Exercise brief. What is needed is an exact copy of the records below, without the pictures.
Task input: Begin
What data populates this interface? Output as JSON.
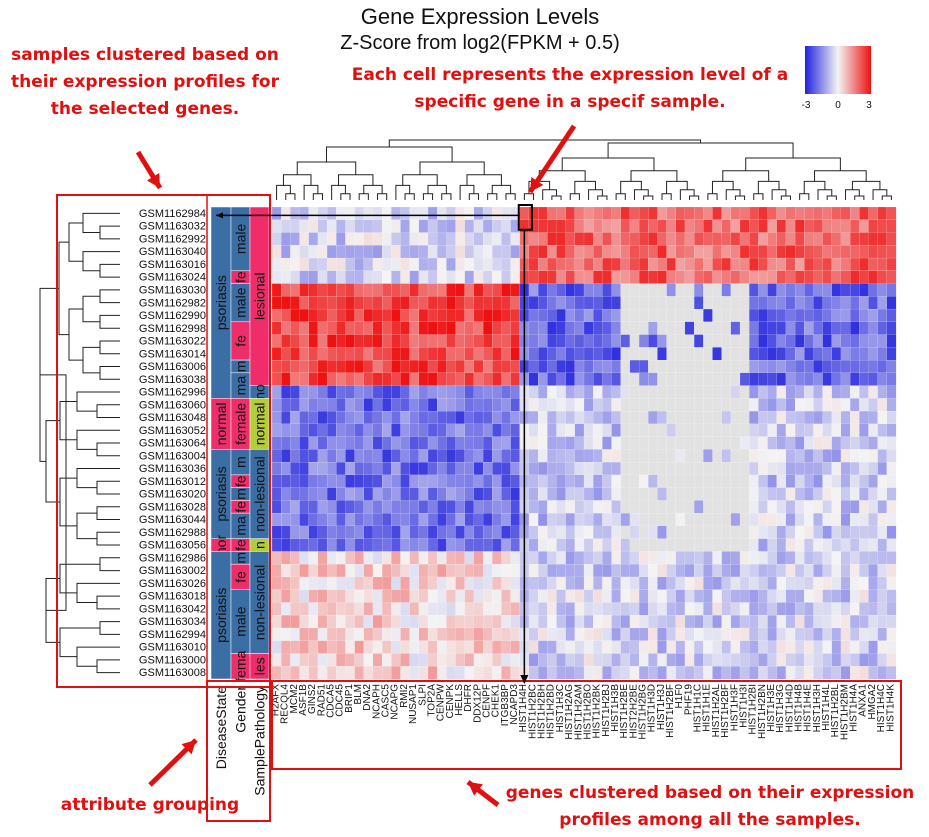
{
  "header": {
    "title": "Gene Expression Levels",
    "subtitle": "Z-Score from log2(FPKM + 0.5)"
  },
  "annotations": {
    "samples_note": "samples clustered based on their expression profiles for the selected genes.",
    "cell_note": "Each cell represents the expression level of a specific gene in a specif sample.",
    "attribute_note": "attribute grouping",
    "genes_note": "genes clustered based on their expression profiles among all the samples."
  },
  "colors": {
    "low": "#2222dd",
    "mid": "#f4f4f4",
    "high": "#ee1111",
    "missing": "#e2e2e2",
    "annotation": "#e01010",
    "category_blue": "#3b6ea5",
    "category_pink": "#ee2d6a",
    "category_green": "#b5cc3a"
  },
  "chart_data": {
    "type": "heatmap",
    "title": "Gene Expression Levels",
    "subtitle": "Z-Score from log2(FPKM + 0.5)",
    "color_scale": {
      "min": -3,
      "mid": 0,
      "max": 3,
      "tick_labels": [
        "-3",
        "0",
        "3"
      ]
    },
    "rows": [
      "GSM1162984",
      "GSM1163032",
      "GSM1162992",
      "GSM1163040",
      "GSM1163016",
      "GSM1163024",
      "GSM1163030",
      "GSM1162982",
      "GSM1162990",
      "GSM1162998",
      "GSM1163022",
      "GSM1163014",
      "GSM1163006",
      "GSM1163038",
      "GSM1162996",
      "GSM1163060",
      "GSM1163048",
      "GSM1163052",
      "GSM1163064",
      "GSM1163004",
      "GSM1163036",
      "GSM1163012",
      "GSM1163020",
      "GSM1163028",
      "GSM1163044",
      "GSM1162988",
      "GSM1163056",
      "GSM1162986",
      "GSM1163002",
      "GSM1163026",
      "GSM1163018",
      "GSM1163042",
      "GSM1163034",
      "GSM1162994",
      "GSM1163010",
      "GSM1163000",
      "GSM1163008"
    ],
    "columns": [
      "H2AFX",
      "RECQL4",
      "MCM2",
      "ASF1B",
      "GINS2",
      "RAD51",
      "CDCA5",
      "CDC45",
      "BRIP1",
      "BLM",
      "DNA2",
      "NCAPH",
      "CASC5",
      "NCAPG",
      "RMI2",
      "NUSAP1",
      "SLPI",
      "TOP2A",
      "CENPW",
      "CENPK",
      "HELLS",
      "DHFR",
      "DDX12P",
      "CENPF",
      "CHEK1",
      "ITGB3BP",
      "NCAPD3",
      "HIST1H4H",
      "HIST1H2BC",
      "HIST1H2BH",
      "HIST1H2BD",
      "HIST1H3C",
      "HIST1H2AG",
      "HIST1H2AM",
      "HIST1H2BO",
      "HIST1H2BK",
      "HIST1H2BJ",
      "HIST1H3B",
      "HIST1H2BE",
      "HIST2H2BE",
      "HIST1H2BG",
      "HIST1H3D",
      "HIST1H3J",
      "HIST1H2BF",
      "H1F0",
      "PHF19",
      "HIST1H1C",
      "HIST1H1E",
      "HIST1H2AL",
      "HIST1H2BF",
      "HIST1H3F",
      "HIST1H3I",
      "HIST1H2BI",
      "HIST1H2BN",
      "HIST1H3E",
      "HIST1H3G",
      "HIST1H4D",
      "HIST1H4B",
      "HIST1H4E",
      "HIST1H3H",
      "HIST1H4L",
      "HIST1H2BL",
      "HIST1H2BM",
      "HIST1H4A",
      "ANXA1",
      "HMGA2",
      "HIST1H4C",
      "HIST1H4K"
    ],
    "attribute_labels": [
      "DiseaseState",
      "Gender",
      "SamplePathology"
    ],
    "attribute_values": {
      "DiseaseState": [
        "psoriasis",
        "normal"
      ],
      "Gender": [
        "male",
        "female"
      ],
      "SamplePathology": [
        "lesional",
        "non-lesional",
        "normal"
      ]
    },
    "attribute_tracks": [
      {
        "name": "DiseaseState",
        "segments": [
          {
            "label": "psoriasis",
            "from": 0,
            "to": 15,
            "color": "#3b6ea5"
          },
          {
            "label": "normal",
            "from": 15,
            "to": 19,
            "color": "#ee2d6a"
          },
          {
            "label": "psoriasis",
            "from": 19,
            "to": 26,
            "color": "#3b6ea5"
          },
          {
            "label": "nor",
            "from": 26,
            "to": 27,
            "color": "#ee2d6a"
          },
          {
            "label": "psoriasis",
            "from": 27,
            "to": 37,
            "color": "#3b6ea5"
          }
        ]
      },
      {
        "name": "Gender",
        "segments": [
          {
            "label": "male",
            "from": 0,
            "to": 5,
            "color": "#3b6ea5"
          },
          {
            "label": "fe",
            "from": 5,
            "to": 6,
            "color": "#ee2d6a"
          },
          {
            "label": "male",
            "from": 6,
            "to": 9,
            "color": "#3b6ea5"
          },
          {
            "label": "fe",
            "from": 9,
            "to": 12,
            "color": "#ee2d6a"
          },
          {
            "label": "m",
            "from": 12,
            "to": 13,
            "color": "#3b6ea5"
          },
          {
            "label": "ma",
            "from": 13,
            "to": 15,
            "color": "#3b6ea5"
          },
          {
            "label": "female",
            "from": 15,
            "to": 19,
            "color": "#ee2d6a"
          },
          {
            "label": "m",
            "from": 19,
            "to": 21,
            "color": "#3b6ea5"
          },
          {
            "label": "fe",
            "from": 21,
            "to": 22,
            "color": "#ee2d6a"
          },
          {
            "label": "m",
            "from": 22,
            "to": 23,
            "color": "#3b6ea5"
          },
          {
            "label": "fe",
            "from": 23,
            "to": 24,
            "color": "#ee2d6a"
          },
          {
            "label": "ma",
            "from": 24,
            "to": 26,
            "color": "#3b6ea5"
          },
          {
            "label": "fe",
            "from": 26,
            "to": 27,
            "color": "#ee2d6a"
          },
          {
            "label": "m",
            "from": 27,
            "to": 28,
            "color": "#3b6ea5"
          },
          {
            "label": "fe",
            "from": 28,
            "to": 30,
            "color": "#ee2d6a"
          },
          {
            "label": "male",
            "from": 30,
            "to": 35,
            "color": "#3b6ea5"
          },
          {
            "label": "fema",
            "from": 35,
            "to": 37,
            "color": "#ee2d6a"
          }
        ]
      },
      {
        "name": "SamplePathology",
        "segments": [
          {
            "label": "lesional",
            "from": 0,
            "to": 14,
            "color": "#ee2d6a"
          },
          {
            "label": "no",
            "from": 14,
            "to": 15,
            "color": "#3b6ea5"
          },
          {
            "label": "normal",
            "from": 15,
            "to": 19,
            "color": "#b5cc3a"
          },
          {
            "label": "non-lesional",
            "from": 19,
            "to": 26,
            "color": "#3b6ea5"
          },
          {
            "label": "n",
            "from": 26,
            "to": 27,
            "color": "#b5cc3a"
          },
          {
            "label": "non-lesional",
            "from": 27,
            "to": 35,
            "color": "#3b6ea5"
          },
          {
            "label": "les",
            "from": 35,
            "to": 37,
            "color": "#ee2d6a"
          }
        ]
      }
    ],
    "highlighted_cell": {
      "row": "GSM1162984",
      "column": "HIST1H4H"
    },
    "row_groups": [
      {
        "from": 0,
        "to": 6,
        "left_cols": -0.5,
        "right_cols": 1.9
      },
      {
        "from": 6,
        "to": 14,
        "left_cols": 2.4,
        "right_cols": -2.0
      },
      {
        "from": 14,
        "to": 27,
        "left_cols": -1.9,
        "right_cols": -0.6
      },
      {
        "from": 27,
        "to": 37,
        "left_cols": 0.4,
        "right_cols": -0.5
      }
    ],
    "gene_split_index": 27,
    "missing_block": {
      "row_from": 6,
      "row_to": 27,
      "col_from": 38,
      "col_to": 52
    }
  }
}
Task input: End
Task result.
What data populates this interface? Output as JSON.
{
  "header": {
    "title": "Gene Expression Levels",
    "subtitle": "Z-Score from log2(FPKM + 0.5)"
  },
  "annotations": {
    "samples_note": "samples clustered based on their expression profiles for the selected genes.",
    "cell_note": "Each cell represents the expression level of a specific gene in a specif sample.",
    "attribute_note": "attribute grouping",
    "genes_note": "genes clustered based on their expression profiles among all the samples."
  },
  "colors": {
    "low": "#2222dd",
    "mid": "#f4f4f4",
    "high": "#ee1111",
    "missing": "#e2e2e2",
    "annotation": "#e01010",
    "category_blue": "#3b6ea5",
    "category_pink": "#ee2d6a",
    "category_green": "#b5cc3a"
  },
  "chart_data": {
    "type": "heatmap",
    "title": "Gene Expression Levels",
    "subtitle": "Z-Score from log2(FPKM + 0.5)",
    "color_scale": {
      "min": -3,
      "mid": 0,
      "max": 3,
      "tick_labels": [
        "-3",
        "0",
        "3"
      ]
    },
    "rows": [
      "GSM1162984",
      "GSM1163032",
      "GSM1162992",
      "GSM1163040",
      "GSM1163016",
      "GSM1163024",
      "GSM1163030",
      "GSM1162982",
      "GSM1162990",
      "GSM1162998",
      "GSM1163022",
      "GSM1163014",
      "GSM1163006",
      "GSM1163038",
      "GSM1162996",
      "GSM1163060",
      "GSM1163048",
      "GSM1163052",
      "GSM1163064",
      "GSM1163004",
      "GSM1163036",
      "GSM1163012",
      "GSM1163020",
      "GSM1163028",
      "GSM1163044",
      "GSM1162988",
      "GSM1163056",
      "GSM1162986",
      "GSM1163002",
      "GSM1163026",
      "GSM1163018",
      "GSM1163042",
      "GSM1163034",
      "GSM1162994",
      "GSM1163010",
      "GSM1163000",
      "GSM1163008"
    ],
    "columns": [
      "H2AFX",
      "RECQL4",
      "MCM2",
      "ASF1B",
      "GINS2",
      "RAD51",
      "CDCA5",
      "CDC45",
      "BRIP1",
      "BLM",
      "DNA2",
      "NCAPH",
      "CASC5",
      "NCAPG",
      "RMI2",
      "NUSAP1",
      "SLPI",
      "TOP2A",
      "CENPW",
      "CENPK",
      "HELLS",
      "DHFR",
      "DDX12P",
      "CENPF",
      "CHEK1",
      "ITGB3BP",
      "NCAPD3",
      "HIST1H4H",
      "HIST1H2BC",
      "HIST1H2BH",
      "HIST1H2BD",
      "HIST1H3C",
      "HIST1H2AG",
      "HIST1H2AM",
      "HIST1H2BO",
      "HIST1H2BK",
      "HIST1H2BJ",
      "HIST1H3B",
      "HIST1H2BE",
      "HIST2H2BE",
      "HIST1H2BG",
      "HIST1H3D",
      "HIST1H3J",
      "HIST1H2BF",
      "H1F0",
      "PHF19",
      "HIST1H1C",
      "HIST1H1E",
      "HIST1H2AL",
      "HIST1H2BF",
      "HIST1H3F",
      "HIST1H3I",
      "HIST1H2BI",
      "HIST1H2BN",
      "HIST1H3E",
      "HIST1H3G",
      "HIST1H4D",
      "HIST1H4B",
      "HIST1H4E",
      "HIST1H3H",
      "HIST1H4L",
      "HIST1H2BL",
      "HIST1H2BM",
      "HIST1H4A",
      "ANXA1",
      "HMGA2",
      "HIST1H4C",
      "HIST1H4K"
    ],
    "attribute_labels": [
      "DiseaseState",
      "Gender",
      "SamplePathology"
    ],
    "attribute_values": {
      "DiseaseState": [
        "psoriasis",
        "normal"
      ],
      "Gender": [
        "male",
        "female"
      ],
      "SamplePathology": [
        "lesional",
        "non-lesional",
        "normal"
      ]
    },
    "attribute_tracks": [
      {
        "name": "DiseaseState",
        "segments": [
          {
            "label": "psoriasis",
            "from": 0,
            "to": 15,
            "color": "#3b6ea5"
          },
          {
            "label": "normal",
            "from": 15,
            "to": 19,
            "color": "#ee2d6a"
          },
          {
            "label": "psoriasis",
            "from": 19,
            "to": 26,
            "color": "#3b6ea5"
          },
          {
            "label": "nor",
            "from": 26,
            "to": 27,
            "color": "#ee2d6a"
          },
          {
            "label": "psoriasis",
            "from": 27,
            "to": 37,
            "color": "#3b6ea5"
          }
        ]
      },
      {
        "name": "Gender",
        "segments": [
          {
            "label": "male",
            "from": 0,
            "to": 5,
            "color": "#3b6ea5"
          },
          {
            "label": "fe",
            "from": 5,
            "to": 6,
            "color": "#ee2d6a"
          },
          {
            "label": "male",
            "from": 6,
            "to": 9,
            "color": "#3b6ea5"
          },
          {
            "label": "fe",
            "from": 9,
            "to": 12,
            "color": "#ee2d6a"
          },
          {
            "label": "m",
            "from": 12,
            "to": 13,
            "color": "#3b6ea5"
          },
          {
            "label": "ma",
            "from": 13,
            "to": 15,
            "color": "#3b6ea5"
          },
          {
            "label": "female",
            "from": 15,
            "to": 19,
            "color": "#ee2d6a"
          },
          {
            "label": "m",
            "from": 19,
            "to": 21,
            "color": "#3b6ea5"
          },
          {
            "label": "fe",
            "from": 21,
            "to": 22,
            "color": "#ee2d6a"
          },
          {
            "label": "m",
            "from": 22,
            "to": 23,
            "color": "#3b6ea5"
          },
          {
            "label": "fe",
            "from": 23,
            "to": 24,
            "color": "#ee2d6a"
          },
          {
            "label": "ma",
            "from": 24,
            "to": 26,
            "color": "#3b6ea5"
          },
          {
            "label": "fe",
            "from": 26,
            "to": 27,
            "color": "#ee2d6a"
          },
          {
            "label": "m",
            "from": 27,
            "to": 28,
            "color": "#3b6ea5"
          },
          {
            "label": "fe",
            "from": 28,
            "to": 30,
            "color": "#ee2d6a"
          },
          {
            "label": "male",
            "from": 30,
            "to": 35,
            "color": "#3b6ea5"
          },
          {
            "label": "fema",
            "from": 35,
            "to": 37,
            "color": "#ee2d6a"
          }
        ]
      },
      {
        "name": "SamplePathology",
        "segments": [
          {
            "label": "lesional",
            "from": 0,
            "to": 14,
            "color": "#ee2d6a"
          },
          {
            "label": "no",
            "from": 14,
            "to": 15,
            "color": "#3b6ea5"
          },
          {
            "label": "normal",
            "from": 15,
            "to": 19,
            "color": "#b5cc3a"
          },
          {
            "label": "non-lesional",
            "from": 19,
            "to": 26,
            "color": "#3b6ea5"
          },
          {
            "label": "n",
            "from": 26,
            "to": 27,
            "color": "#b5cc3a"
          },
          {
            "label": "non-lesional",
            "from": 27,
            "to": 35,
            "color": "#3b6ea5"
          },
          {
            "label": "les",
            "from": 35,
            "to": 37,
            "color": "#ee2d6a"
          }
        ]
      }
    ],
    "highlighted_cell": {
      "row": "GSM1162984",
      "column": "HIST1H4H"
    },
    "row_groups": [
      {
        "from": 0,
        "to": 6,
        "left_cols": -0.5,
        "right_cols": 1.9
      },
      {
        "from": 6,
        "to": 14,
        "left_cols": 2.4,
        "right_cols": -2.0
      },
      {
        "from": 14,
        "to": 27,
        "left_cols": -1.9,
        "right_cols": -0.6
      },
      {
        "from": 27,
        "to": 37,
        "left_cols": 0.4,
        "right_cols": -0.5
      }
    ],
    "gene_split_index": 27,
    "missing_block": {
      "row_from": 6,
      "row_to": 27,
      "col_from": 38,
      "col_to": 52
    }
  }
}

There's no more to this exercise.